-- START OF STORED RECORDS --
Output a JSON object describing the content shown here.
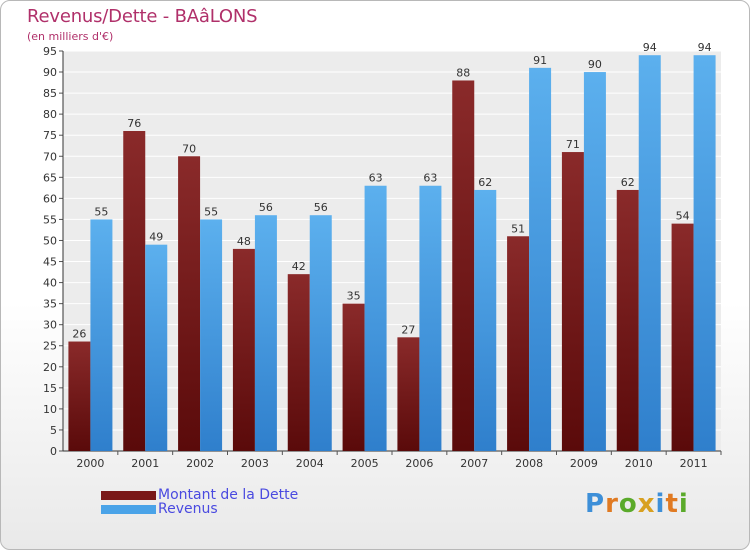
{
  "header": {
    "title": "Revenus/Dette - BAâLONS",
    "subtitle": "(en milliers d'€)"
  },
  "chart_data": {
    "type": "bar",
    "title": "Revenus/Dette - BAâLONS",
    "subtitle": "(en milliers d'€)",
    "categories": [
      "2000",
      "2001",
      "2002",
      "2003",
      "2004",
      "2005",
      "2006",
      "2007",
      "2008",
      "2009",
      "2010",
      "2011"
    ],
    "series": [
      {
        "name": "Montant de la Dette",
        "color": "#7a1818",
        "values": [
          26,
          76,
          70,
          48,
          42,
          35,
          27,
          88,
          51,
          71,
          62,
          54
        ]
      },
      {
        "name": "Revenus",
        "color": "#4aa3e8",
        "values": [
          55,
          49,
          55,
          56,
          56,
          63,
          63,
          62,
          91,
          90,
          94,
          94
        ]
      }
    ],
    "ylim": [
      0,
      95
    ],
    "ytick_step": 5,
    "grid": true,
    "legend_position": "bottom-left",
    "data_labels": true
  },
  "legend": {
    "items": [
      {
        "label": "Montant de la Dette",
        "color": "#7a1818"
      },
      {
        "label": "Revenus",
        "color": "#4aa3e8"
      }
    ]
  },
  "brand": {
    "letters": [
      "P",
      "r",
      "o",
      "x",
      "i",
      "t",
      "i"
    ],
    "colors": [
      "#3d8fd8",
      "#e07a22",
      "#5aaa2a",
      "#d8a020",
      "#3d8fd8",
      "#e07a22",
      "#5aaa2a"
    ]
  }
}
-- END OF STORED RECORDS --
**WHAT THE TASK ASKS**:
Output a faithful copy of the data, with each picture left out.

**RESPONSE TO THE TASK**:
Output a JSON object describing the content shown here.
{
  "header": {
    "title": "Revenus/Dette - BAâLONS",
    "subtitle": "(en milliers d'€)"
  },
  "chart_data": {
    "type": "bar",
    "title": "Revenus/Dette - BAâLONS",
    "subtitle": "(en milliers d'€)",
    "categories": [
      "2000",
      "2001",
      "2002",
      "2003",
      "2004",
      "2005",
      "2006",
      "2007",
      "2008",
      "2009",
      "2010",
      "2011"
    ],
    "series": [
      {
        "name": "Montant de la Dette",
        "color": "#7a1818",
        "values": [
          26,
          76,
          70,
          48,
          42,
          35,
          27,
          88,
          51,
          71,
          62,
          54
        ]
      },
      {
        "name": "Revenus",
        "color": "#4aa3e8",
        "values": [
          55,
          49,
          55,
          56,
          56,
          63,
          63,
          62,
          91,
          90,
          94,
          94
        ]
      }
    ],
    "ylim": [
      0,
      95
    ],
    "ytick_step": 5,
    "grid": true,
    "legend_position": "bottom-left",
    "data_labels": true
  },
  "legend": {
    "items": [
      {
        "label": "Montant de la Dette",
        "color": "#7a1818"
      },
      {
        "label": "Revenus",
        "color": "#4aa3e8"
      }
    ]
  },
  "brand": {
    "letters": [
      "P",
      "r",
      "o",
      "x",
      "i",
      "t",
      "i"
    ],
    "colors": [
      "#3d8fd8",
      "#e07a22",
      "#5aaa2a",
      "#d8a020",
      "#3d8fd8",
      "#e07a22",
      "#5aaa2a"
    ]
  }
}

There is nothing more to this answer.